▸ Exercise instructions: Tally every line of the listing below that holds "document", then give the tally alone.

─── Dataset entries ───

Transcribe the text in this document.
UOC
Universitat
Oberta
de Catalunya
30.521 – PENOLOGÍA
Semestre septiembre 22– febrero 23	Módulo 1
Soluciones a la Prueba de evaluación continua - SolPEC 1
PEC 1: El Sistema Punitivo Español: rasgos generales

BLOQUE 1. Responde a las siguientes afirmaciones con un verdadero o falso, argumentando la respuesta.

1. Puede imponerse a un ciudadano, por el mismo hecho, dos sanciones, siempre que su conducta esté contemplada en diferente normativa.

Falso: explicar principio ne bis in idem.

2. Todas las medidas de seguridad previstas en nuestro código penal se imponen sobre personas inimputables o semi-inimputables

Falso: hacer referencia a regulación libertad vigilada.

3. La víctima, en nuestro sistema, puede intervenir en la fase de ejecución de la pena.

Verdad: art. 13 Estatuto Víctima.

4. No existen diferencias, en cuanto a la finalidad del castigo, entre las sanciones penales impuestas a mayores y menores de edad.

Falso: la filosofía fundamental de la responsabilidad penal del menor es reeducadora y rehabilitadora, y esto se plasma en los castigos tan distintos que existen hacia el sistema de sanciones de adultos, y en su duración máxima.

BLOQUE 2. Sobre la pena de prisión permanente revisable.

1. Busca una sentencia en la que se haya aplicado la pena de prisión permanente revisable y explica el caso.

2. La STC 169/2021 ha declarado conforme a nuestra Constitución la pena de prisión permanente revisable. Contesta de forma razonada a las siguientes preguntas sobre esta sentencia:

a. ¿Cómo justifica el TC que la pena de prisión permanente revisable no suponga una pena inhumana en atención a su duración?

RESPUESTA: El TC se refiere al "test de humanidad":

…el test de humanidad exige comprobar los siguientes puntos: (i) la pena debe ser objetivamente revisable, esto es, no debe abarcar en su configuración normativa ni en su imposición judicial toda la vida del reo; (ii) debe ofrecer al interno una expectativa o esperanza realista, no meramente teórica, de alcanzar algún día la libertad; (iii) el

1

───
─── Dataset entries ───

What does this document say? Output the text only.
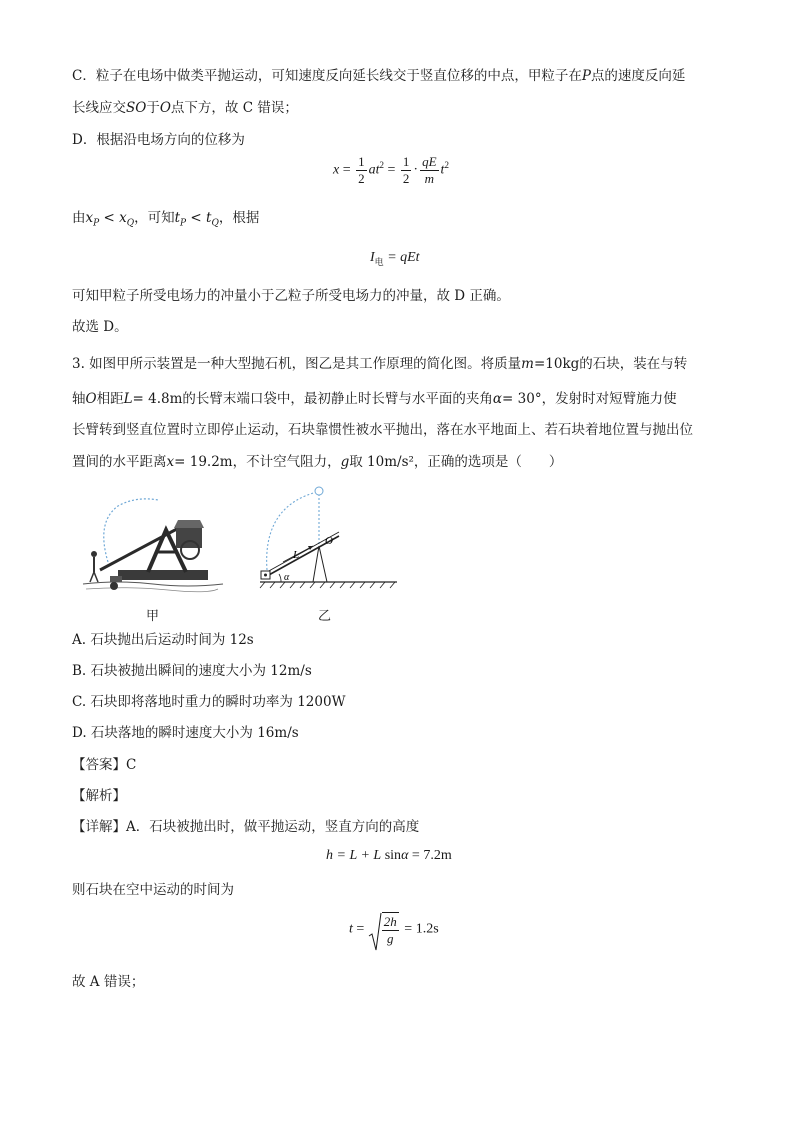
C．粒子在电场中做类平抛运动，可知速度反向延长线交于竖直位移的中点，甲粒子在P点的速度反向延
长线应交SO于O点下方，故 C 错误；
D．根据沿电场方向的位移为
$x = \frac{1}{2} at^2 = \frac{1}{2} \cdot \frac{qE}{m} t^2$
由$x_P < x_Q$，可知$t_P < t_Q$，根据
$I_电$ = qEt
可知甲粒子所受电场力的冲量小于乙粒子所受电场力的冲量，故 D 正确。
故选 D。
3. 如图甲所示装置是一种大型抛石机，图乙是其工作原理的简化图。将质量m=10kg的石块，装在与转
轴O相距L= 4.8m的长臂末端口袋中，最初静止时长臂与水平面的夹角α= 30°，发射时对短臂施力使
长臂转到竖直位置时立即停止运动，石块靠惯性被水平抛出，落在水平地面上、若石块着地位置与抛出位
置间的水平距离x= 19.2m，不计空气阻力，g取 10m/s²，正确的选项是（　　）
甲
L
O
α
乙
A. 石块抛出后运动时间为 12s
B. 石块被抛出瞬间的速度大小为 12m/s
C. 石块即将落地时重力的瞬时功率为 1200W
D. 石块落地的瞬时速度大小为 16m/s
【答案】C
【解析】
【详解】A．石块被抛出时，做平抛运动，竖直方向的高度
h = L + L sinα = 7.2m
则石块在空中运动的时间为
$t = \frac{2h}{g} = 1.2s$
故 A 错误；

───

▸ Exercise response: 2